- _Brief_
Look through the records that follow. Copy every line containing the word "очередной".

Extracted data entries
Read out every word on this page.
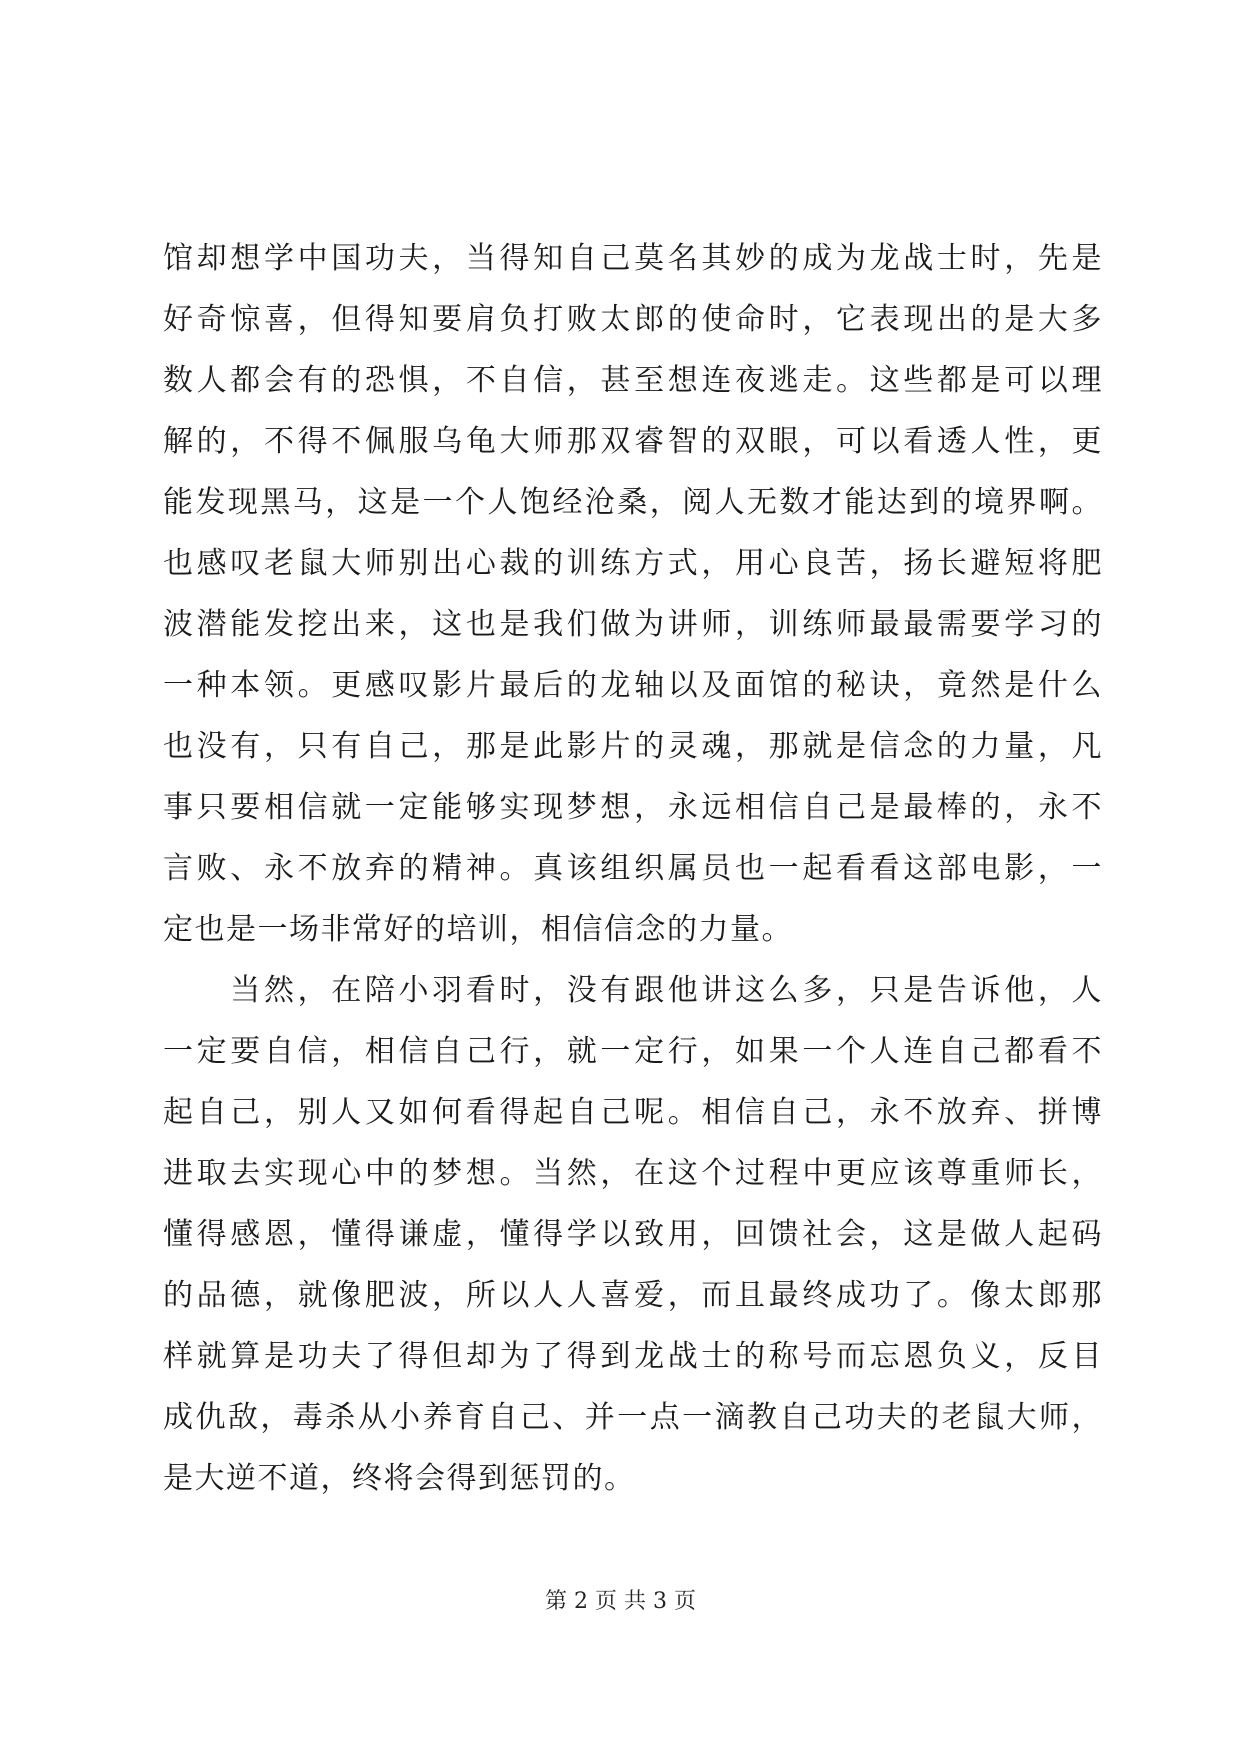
馆却想学中国功夫，当得知自己莫名其妙的成为龙战士时，先是
好奇惊喜，但得知要肩负打败太郎的使命时，它表现出的是大多
数人都会有的恐惧，不自信，甚至想连夜逃走。这些都是可以理
解的，不得不佩服乌龟大师那双睿智的双眼，可以看透人性，更
能发现黑马，这是一个人饱经沧桑，阅人无数才能达到的境界啊。
也感叹老鼠大师别出心裁的训练方式，用心良苦，扬长避短将肥
波潜能发挖出来，这也是我们做为讲师，训练师最最需要学习的
一种本领。更感叹影片最后的龙轴以及面馆的秘诀，竟然是什么
也没有，只有自己，那是此影片的灵魂，那就是信念的力量，凡
事只要相信就一定能够实现梦想，永远相信自己是最棒的，永不
言败、永不放弃的精神。真该组织属员也一起看看这部电影，一
定也是一场非常好的培训，相信信念的力量。
　　当然，在陪小羽看时，没有跟他讲这么多，只是告诉他，人
一定要自信，相信自己行，就一定行，如果一个人连自己都看不
起自己，别人又如何看得起自己呢。相信自己，永不放弃、拼博
进取去实现心中的梦想。当然，在这个过程中更应该尊重师长，
懂得感恩，懂得谦虚，懂得学以致用，回馈社会，这是做人起码
的品德，就像肥波，所以人人喜爱，而且最终成功了。像太郎那
样就算是功夫了得但却为了得到龙战士的称号而忘恩负义，反目
成仇敌，毒杀从小养育自己、并一点一滴教自己功夫的老鼠大师，
是大逆不道，终将会得到惩罚的。
第 2 页 共 3 页
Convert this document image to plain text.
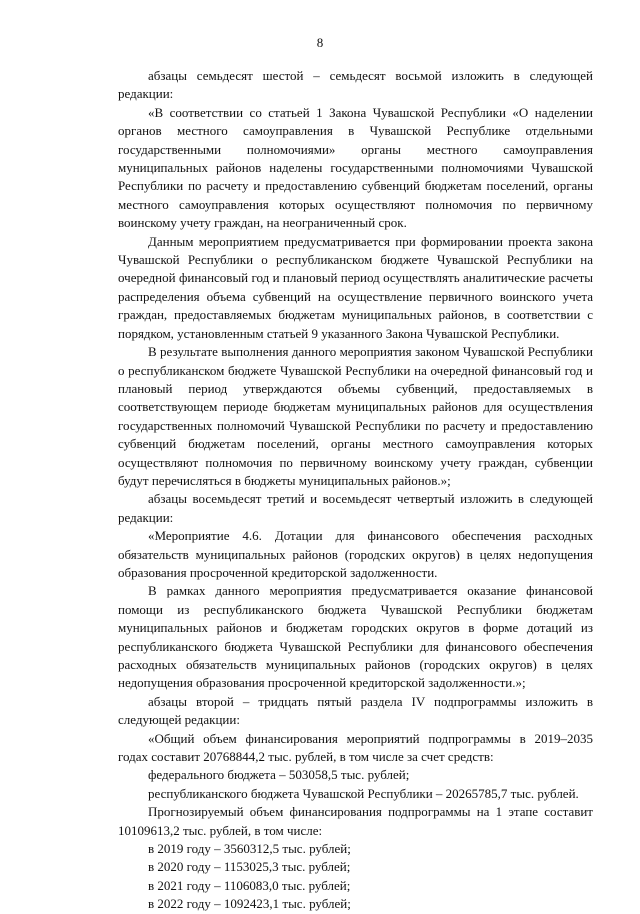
8

абзацы семьдесят шестой – семьдесят восьмой изложить в следующей редакции:

«В соответствии со статьей 1 Закона Чувашской Республики «О наделении органов местного самоуправления в Чувашской Республике отдельными государственными полномочиями» органы местного самоуправления муниципальных районов наделены государственными полномочиями Чувашской Республики по расчету и предоставлению субвенций бюджетам поселений, органы местного самоуправления которых осуществляют полномочия по первичному воинскому учету граждан, на неограниченный срок.

Данным мероприятием предусматривается при формировании проекта закона Чувашской Республики о республиканском бюджете Чувашской Республики на очередной финансовый год и плановый период осуществлять аналитические расчеты распределения объема субвенций на осуществление первичного воинского учета граждан, предоставляемых бюджетам муниципальных районов, в соответствии с порядком, установленным статьей 9 указанного Закона Чувашской Республики.

В результате выполнения данного мероприятия законом Чувашской Республики о республиканском бюджете Чувашской Республики на очередной финансовый год и плановый период утверждаются объемы субвенций, предоставляемых в соответствующем периоде бюджетам муниципальных районов для осуществления государственных полномочий Чувашской Республики по расчету и предоставлению субвенций бюджетам поселений, органы местного самоуправления которых осуществляют полномочия по первичному воинскому учету граждан, субвенции будут перечисляться в бюджеты муниципальных районов.»;

абзацы восемьдесят третий и восемьдесят четвертый изложить в следующей редакции:

«Мероприятие 4.6. Дотации для финансового обеспечения расходных обязательств муниципальных районов (городских округов) в целях недопущения образования просроченной кредиторской задолженности.

В рамках данного мероприятия предусматривается оказание финансовой помощи из республиканского бюджета Чувашской Республики бюджетам муниципальных районов и бюджетам городских округов в форме дотаций из республиканского бюджета Чувашской Республики для финансового обеспечения расходных обязательств муниципальных районов (городских округов) в целях недопущения образования просроченной кредиторской задолженности.»;

абзацы второй – тридцать пятый раздела IV подпрограммы изложить в следующей редакции:

«Общий объем финансирования мероприятий подпрограммы в 2019–2035 годах составит 20768844,2 тыс. рублей, в том числе за счет средств:

федерального бюджета – 503058,5 тыс. рублей;

республиканского бюджета Чувашской Республики – 20265785,7 тыс. рублей.

Прогнозируемый объем финансирования подпрограммы на 1 этапе составит 10109613,2 тыс. рублей, в том числе:

в 2019 году – 3560312,5 тыс. рублей;

в 2020 году – 1153025,3 тыс. рублей;

в 2021 году – 1106083,0 тыс. рублей;

в 2022 году – 1092423,1 тыс. рублей;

- _Task output_
Данным мероприятием предусматривается при формировании проекта закона Чувашской Республики о республиканском бюджете Чувашской Республики на очередной финансовый год и плановый период осуществлять аналитические расчеты распределения объема субвенций на осуществление первичного воинского учета граждан, предоставляемых бюджетам муниципальных районов, в соответствии с порядком, установленным статьей 9 указанного Закона Чувашской Республики.
В результате выполнения данного мероприятия законом Чувашской Республики о республиканском бюджете Чувашской Республики на очередной финансовый год и плановый период утверждаются объемы субвенций, предоставляемых в соответствующем периоде бюджетам муниципальных районов для осуществления государственных полномочий Чувашской Республики по расчету и предоставлению субвенций бюджетам поселений, органы местного самоуправления которых осуществляют полномочия по первичному воинскому учету граждан, субвенции будут перечисляться в бюджеты муниципальных районов.»;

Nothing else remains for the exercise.